>>>>>
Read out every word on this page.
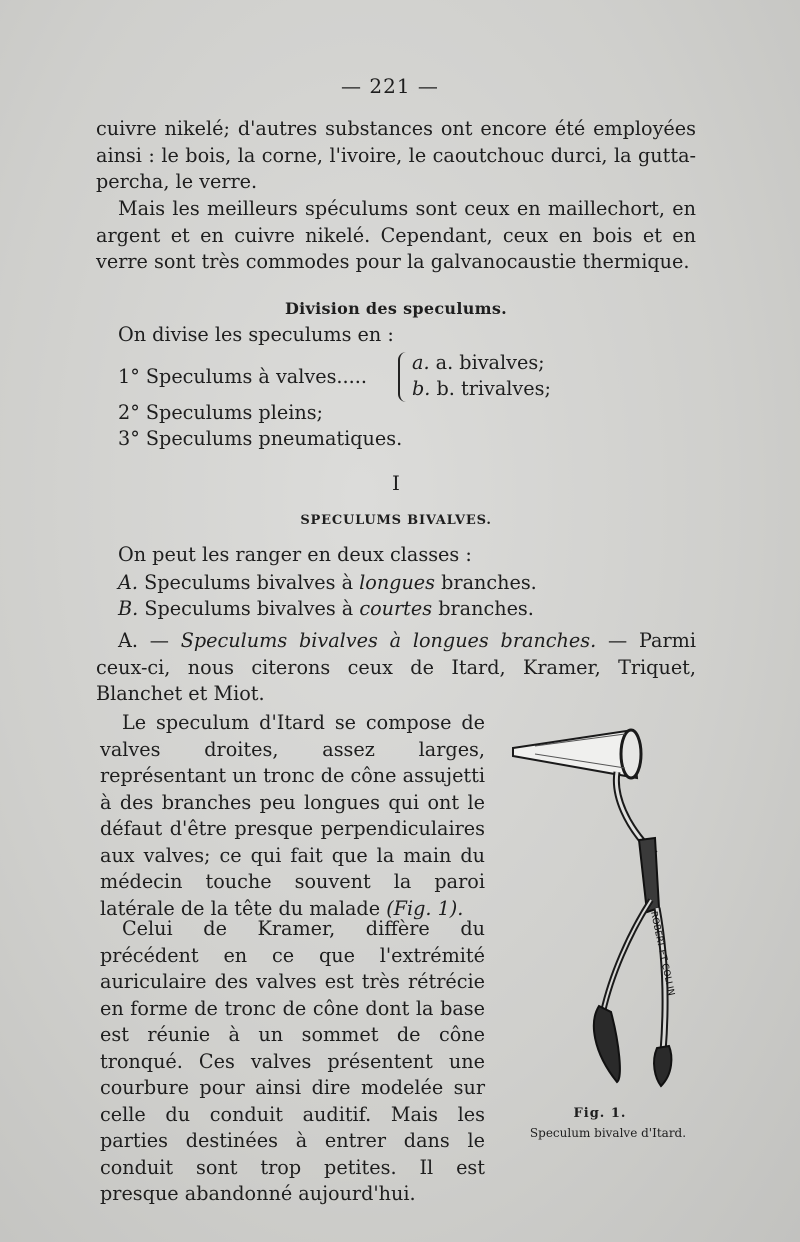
— 221 —
cuivre nikelé; d'autres substances ont encore été employées ainsi : le bois, la corne, l'ivoire, le caoutchouc durci, la gutta-percha, le verre.
Mais les meilleurs spéculums sont ceux en maillechort, en argent et en cuivre nikelé. Cependant, ceux en bois et en verre sont très commodes pour la galvanocaustie thermique.
Division des speculums.
On divise les speculums en :
1° Speculums à valves.....
a. a. bivalves;
b. b. trivalves;
2° Speculums pleins;
3° Speculums pneumatiques.
I
SPECULUMS BIVALVES.
On peut les ranger en deux classes :
A. Speculums bivalves à longues branches.
B. Speculums bivalves à courtes branches.
A. — Speculums bivalves à longues branches. — Parmi ceux-ci, nous citerons ceux de Itard, Kramer, Triquet, Blanchet et Miot.
Le speculum d'Itard se compose de valves droites, assez larges, représentant un tronc de cône assujetti à des branches peu longues qui ont le défaut d'être presque perpendiculaires aux valves; ce qui fait que la main du médecin touche souvent la paroi latérale de la tête du malade (Fig. 1).
Celui de Kramer, diffère du précédent en ce que l'extrémité auriculaire des valves est très rétrécie en forme de tronc de cône dont la base est réunie à un sommet de cône tronqué. Ces valves présentent une courbure pour ainsi dire modelée sur celle du conduit auditif. Mais les parties destinées à entrer dans le conduit sont trop petites. Il est presque abandonné aujourd'hui.
ROBERT ET COLLIN
Fig. 1.
Speculum bivalve d'Itard.
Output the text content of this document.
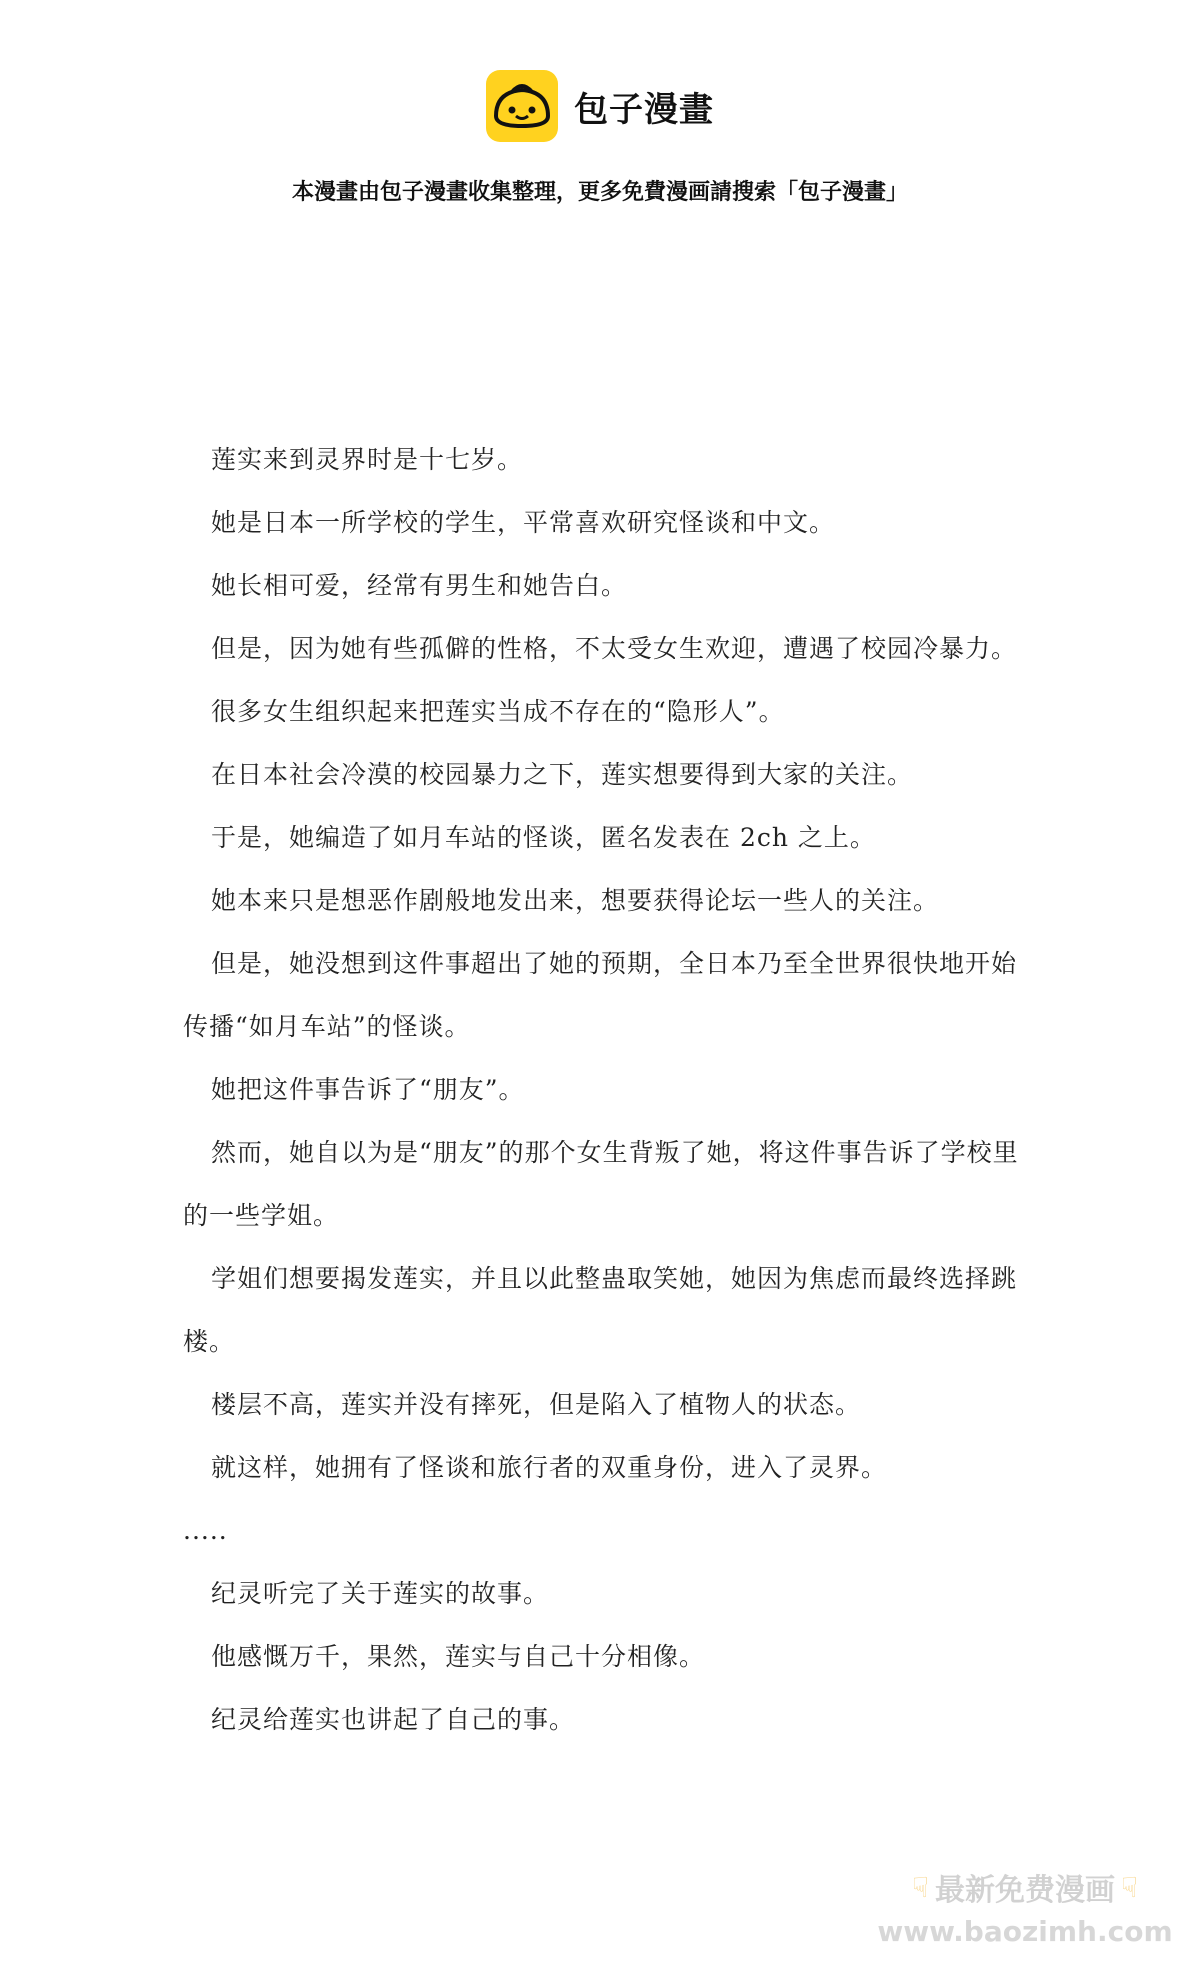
包子漫畫
本漫畫由包子漫畫收集整理，更多免費漫画請搜索「包子漫畫」

莲实来到灵界时是十七岁。

她是日本一所学校的学生，平常喜欢研究怪谈和中文。

她长相可爱，经常有男生和她告白。

但是，因为她有些孤僻的性格，不太受女生欢迎，遭遇了校园冷暴力。

很多女生组织起来把莲实当成不存在的“隐形人”。

在日本社会冷漠的校园暴力之下，莲实想要得到大家的关注。

于是，她编造了如月车站的怪谈，匿名发表在 2ch 之上。

她本来只是想恶作剧般地发出来，想要获得论坛一些人的关注。

但是，她没想到这件事超出了她的预期，全日本乃至全世界很快地开始传播“如月车站”的怪谈。

她把这件事告诉了“朋友”。

然而，她自以为是“朋友”的那个女生背叛了她，将这件事告诉了学校里的一些学姐。

学姐们想要揭发莲实，并且以此整蛊取笑她，她因为焦虑而最终选择跳楼。

楼层不高，莲实并没有摔死，但是陷入了植物人的状态。

就这样，她拥有了怪谈和旅行者的双重身份，进入了灵界。

.....

纪灵听完了关于莲实的故事。

他感慨万千，果然，莲实与自己十分相像。

纪灵给莲实也讲起了自己的事。

☟ 最新免费漫画 ☟
www.baozimh.com
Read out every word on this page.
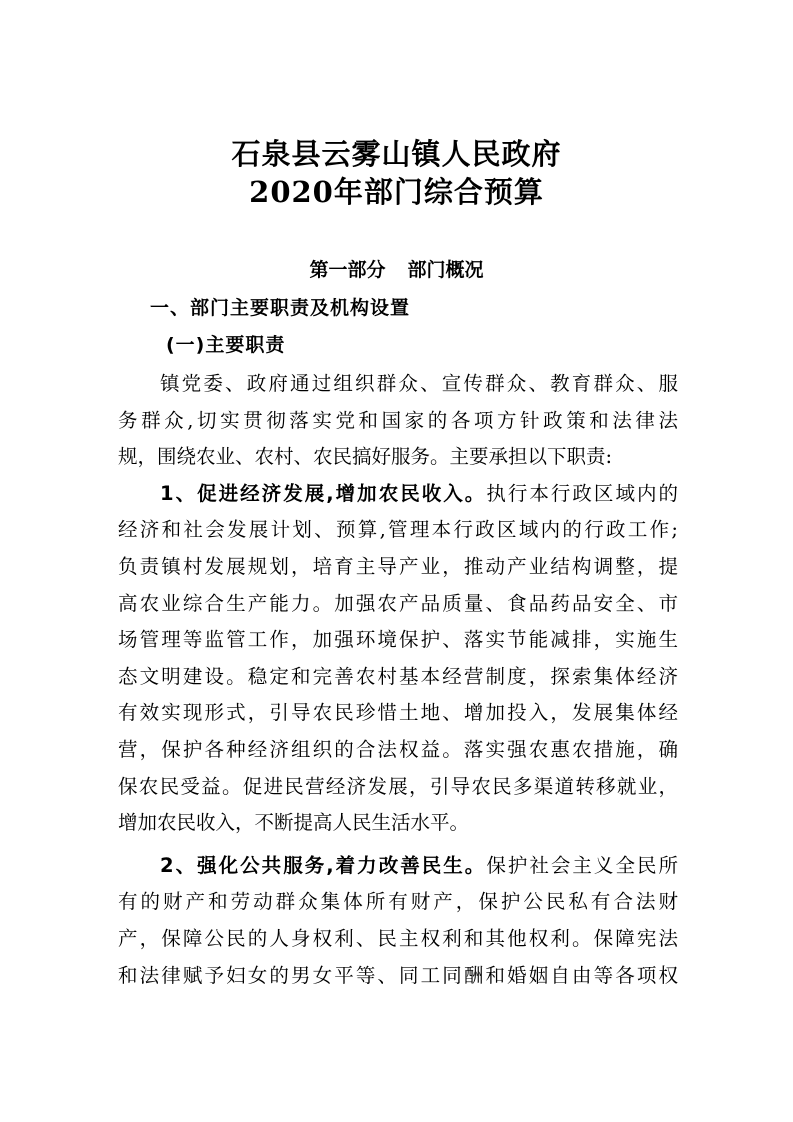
石泉县云雾山镇人民政府
2020年部门综合预算
第一部分 部门概况
一、部门主要职责及机构设置
(一)主要职责
镇党委、政府通过组织群众、宣传群众、教育群众、服
务群众,切实贯彻落实党和国家的各项方针政策和法律法
规，围绕农业、农村、农民搞好服务。主要承担以下职责:
1、促进经济发展,增加农民收入。执行本行政区域内的
经济和社会发展计划、预算,管理本行政区域内的行政工作;
负责镇村发展规划，培育主导产业，推动产业结构调整，提
高农业综合生产能力。加强农产品质量、食品药品安全、市
场管理等监管工作，加强环境保护、落实节能减排，实施生
态文明建设。稳定和完善农村基本经营制度，探索集体经济
有效实现形式，引导农民珍惜土地、增加投入，发展集体经
营，保护各种经济组织的合法权益。落实强农惠农措施，确
保农民受益。促进民营经济发展，引导农民多渠道转移就业，
增加农民收入，不断提高人民生活水平。
2、强化公共服务,着力改善民生。保护社会主义全民所
有的财产和劳动群众集体所有财产，保护公民私有合法财
产，保障公民的人身权利、民主权利和其他权利。保障宪法
和法律赋予妇女的男女平等、同工同酬和婚姻自由等各项权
<<<<<
▶ **Task**: Output the data above without changes, apart from leaving out the pictures.

▶ **Response**:
Read out every word on this page.
— 221 —
cuivre nikelé; d'autres substances ont encore été employées ainsi : le bois, la corne, l'ivoire, le caoutchouc durci, la gutta-percha, le verre.
Mais les meilleurs spéculums sont ceux en maillechort, en argent et en cuivre nikelé. Cependant, ceux en bois et en verre sont très commodes pour la galvanocaustie thermique.
Division des speculums.
On divise les speculums en :
1° Speculums à valves.....
a. a. bivalves;
b. b. trivalves;
2° Speculums pleins;
3° Speculums pneumatiques.
I
SPECULUMS BIVALVES.
On peut les ranger en deux classes :
A. Speculums bivalves à longues branches.
B. Speculums bivalves à courtes branches.
A. — Speculums bivalves à longues branches. — Parmi ceux-ci, nous citerons ceux de Itard, Kramer, Triquet, Blanchet et Miot.
Le speculum d'Itard se compose de valves droites, assez larges, représentant un tronc de cône assujetti à des branches peu longues qui ont le défaut d'être presque perpendiculaires aux valves; ce qui fait que la main du médecin touche souvent la paroi latérale de la tête du malade (Fig. 1).
Celui de Kramer, diffère du précédent en ce que l'extrémité auriculaire des valves est très rétrécie en forme de tronc de cône dont la base est réunie à un sommet de cône tronqué. Ces valves présentent une courbure pour ainsi dire modelée sur celle du conduit auditif. Mais les parties destinées à entrer dans le conduit sont trop petites. Il est presque abandonné aujourd'hui.
ROBERT ET COLLIN
Fig. 1.
Speculum bivalve d'Itard.
Output the text content of this document.
包子漫畫
本漫畫由包子漫畫收集整理，更多免費漫画請搜索「包子漫畫」

莲实来到灵界时是十七岁。

她是日本一所学校的学生，平常喜欢研究怪谈和中文。

她长相可爱，经常有男生和她告白。

但是，因为她有些孤僻的性格，不太受女生欢迎，遭遇了校园冷暴力。

很多女生组织起来把莲实当成不存在的“隐形人”。

在日本社会冷漠的校园暴力之下，莲实想要得到大家的关注。

于是，她编造了如月车站的怪谈，匿名发表在 2ch 之上。

她本来只是想恶作剧般地发出来，想要获得论坛一些人的关注。

但是，她没想到这件事超出了她的预期，全日本乃至全世界很快地开始传播“如月车站”的怪谈。

她把这件事告诉了“朋友”。

然而，她自以为是“朋友”的那个女生背叛了她，将这件事告诉了学校里的一些学姐。

学姐们想要揭发莲实，并且以此整蛊取笑她，她因为焦虑而最终选择跳楼。

楼层不高，莲实并没有摔死，但是陷入了植物人的状态。

就这样，她拥有了怪谈和旅行者的双重身份，进入了灵界。

.....

纪灵听完了关于莲实的故事。

他感慨万千，果然，莲实与自己十分相像。

纪灵给莲实也讲起了自己的事。

☟ 最新免费漫画 ☟
www.baozimh.com
Read out every word on this page.
石泉县云雾山镇人民政府
2020年部门综合预算
第一部分 部门概况
一、部门主要职责及机构设置
(一)主要职责
镇党委、政府通过组织群众、宣传群众、教育群众、服
务群众,切实贯彻落实党和国家的各项方针政策和法律法
规，围绕农业、农村、农民搞好服务。主要承担以下职责:
1、促进经济发展,增加农民收入。执行本行政区域内的
经济和社会发展计划、预算,管理本行政区域内的行政工作;
负责镇村发展规划，培育主导产业，推动产业结构调整，提
高农业综合生产能力。加强农产品质量、食品药品安全、市
场管理等监管工作，加强环境保护、落实节能减排，实施生
态文明建设。稳定和完善农村基本经营制度，探索集体经济
有效实现形式，引导农民珍惜土地、增加投入，发展集体经
营，保护各种经济组织的合法权益。落实强农惠农措施，确
保农民受益。促进民营经济发展，引导农民多渠道转移就业，
增加农民收入，不断提高人民生活水平。
2、强化公共服务,着力改善民生。保护社会主义全民所
有的财产和劳动群众集体所有财产，保护公民私有合法财
产，保障公民的人身权利、民主权利和其他权利。保障宪法
和法律赋予妇女的男女平等、同工同酬和婚姻自由等各项权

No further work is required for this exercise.